• Recorded data:
□ □ □ □ □ □ □
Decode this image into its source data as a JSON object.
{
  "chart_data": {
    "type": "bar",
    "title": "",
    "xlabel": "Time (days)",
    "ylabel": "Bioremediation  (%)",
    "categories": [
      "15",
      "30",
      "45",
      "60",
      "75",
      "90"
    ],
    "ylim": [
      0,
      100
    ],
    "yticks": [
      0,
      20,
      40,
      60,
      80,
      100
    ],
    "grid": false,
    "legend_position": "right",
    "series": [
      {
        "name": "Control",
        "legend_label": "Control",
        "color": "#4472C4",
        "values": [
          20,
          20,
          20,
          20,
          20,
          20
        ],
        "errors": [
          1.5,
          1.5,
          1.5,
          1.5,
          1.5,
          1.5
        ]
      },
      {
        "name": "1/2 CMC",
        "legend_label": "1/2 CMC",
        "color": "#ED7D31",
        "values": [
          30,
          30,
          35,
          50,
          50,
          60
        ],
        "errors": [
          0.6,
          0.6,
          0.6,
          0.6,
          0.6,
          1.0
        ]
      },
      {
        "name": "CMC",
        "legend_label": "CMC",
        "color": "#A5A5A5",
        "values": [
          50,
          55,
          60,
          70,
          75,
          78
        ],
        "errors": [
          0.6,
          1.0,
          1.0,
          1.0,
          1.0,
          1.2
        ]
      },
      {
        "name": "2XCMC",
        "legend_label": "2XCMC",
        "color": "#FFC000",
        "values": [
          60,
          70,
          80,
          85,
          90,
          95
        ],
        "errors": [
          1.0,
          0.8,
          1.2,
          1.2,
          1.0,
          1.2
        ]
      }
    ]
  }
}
□ □ □ □ □ □ □
Retype the records above exactly.

Decode this image into its source data as a JSON object.
{
  "chart_data": {
    "type": "bar",
    "title": "",
    "xlabel": "Time (days)",
    "ylabel": "Bioremediation  (%)",
    "categories": [
      "15",
      "30",
      "45",
      "60",
      "75",
      "90"
    ],
    "ylim": [
      0,
      100
    ],
    "yticks": [
      0,
      20,
      40,
      60,
      80,
      100
    ],
    "grid": false,
    "legend_position": "right",
    "series": [
      {
        "name": "Control",
        "legend_label": "Control",
        "color": "#4472C4",
        "values": [
          20,
          20,
          20,
          20,
          20,
          20
        ],
        "errors": [
          1.5,
          1.5,
          1.5,
          1.5,
          1.5,
          1.5
        ]
      },
      {
        "name": "1/2 CMC",
        "legend_label": "1/2 CMC",
        "color": "#ED7D31",
        "values": [
          30,
          30,
          35,
          50,
          50,
          60
        ],
        "errors": [
          0.6,
          0.6,
          0.6,
          0.6,
          0.6,
          1.0
        ]
      },
      {
        "name": "CMC",
        "legend_label": "CMC",
        "color": "#A5A5A5",
        "values": [
          50,
          55,
          60,
          70,
          75,
          78
        ],
        "errors": [
          0.6,
          1.0,
          1.0,
          1.0,
          1.0,
          1.2
        ]
      },
      {
        "name": "2XCMC",
        "legend_label": "2XCMC",
        "color": "#FFC000",
        "values": [
          60,
          70,
          80,
          85,
          90,
          95
        ],
        "errors": [
          1.0,
          0.8,
          1.2,
          1.2,
          1.0,
          1.2
        ]
      }
    ]
  }
}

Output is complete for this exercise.